Exercise requirements
Each line that follows is to be retyped exactly.

Extracted information
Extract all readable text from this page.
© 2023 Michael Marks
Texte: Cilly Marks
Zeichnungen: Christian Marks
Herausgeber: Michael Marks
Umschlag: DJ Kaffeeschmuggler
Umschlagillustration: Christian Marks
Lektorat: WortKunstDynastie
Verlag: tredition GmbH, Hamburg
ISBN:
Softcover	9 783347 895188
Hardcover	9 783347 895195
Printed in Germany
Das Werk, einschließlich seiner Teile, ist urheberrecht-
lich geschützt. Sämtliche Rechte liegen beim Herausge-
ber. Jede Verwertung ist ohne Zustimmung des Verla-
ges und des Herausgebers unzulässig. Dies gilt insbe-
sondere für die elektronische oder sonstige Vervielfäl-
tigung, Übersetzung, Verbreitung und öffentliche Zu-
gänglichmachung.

Exercise answer
Extract all readable text from this page.
© 2023 Michael Marks
Texte: Cilly Marks
Zeichnungen: Christian Marks
Herausgeber: Michael Marks
Umschlag: DJ Kaffeeschmuggler
Umschlagillustration: Christian Marks
Lektorat: WortKunstDynastie
Verlag: tredition GmbH, Hamburg
ISBN:
Softcover	9 783347 895188
Hardcover	9 783347 895195
Printed in Germany
Das Werk, einschließlich seiner Teile, ist urheberrecht-
lich geschützt. Sämtliche Rechte liegen beim Herausge-
ber. Jede Verwertung ist ohne Zustimmung des Verla-
ges und des Herausgebers unzulässig. Dies gilt insbe-
sondere für die elektronische oder sonstige Vervielfäl-
tigung, Übersetzung, Verbreitung und öffentliche Zu-
gänglichmachung.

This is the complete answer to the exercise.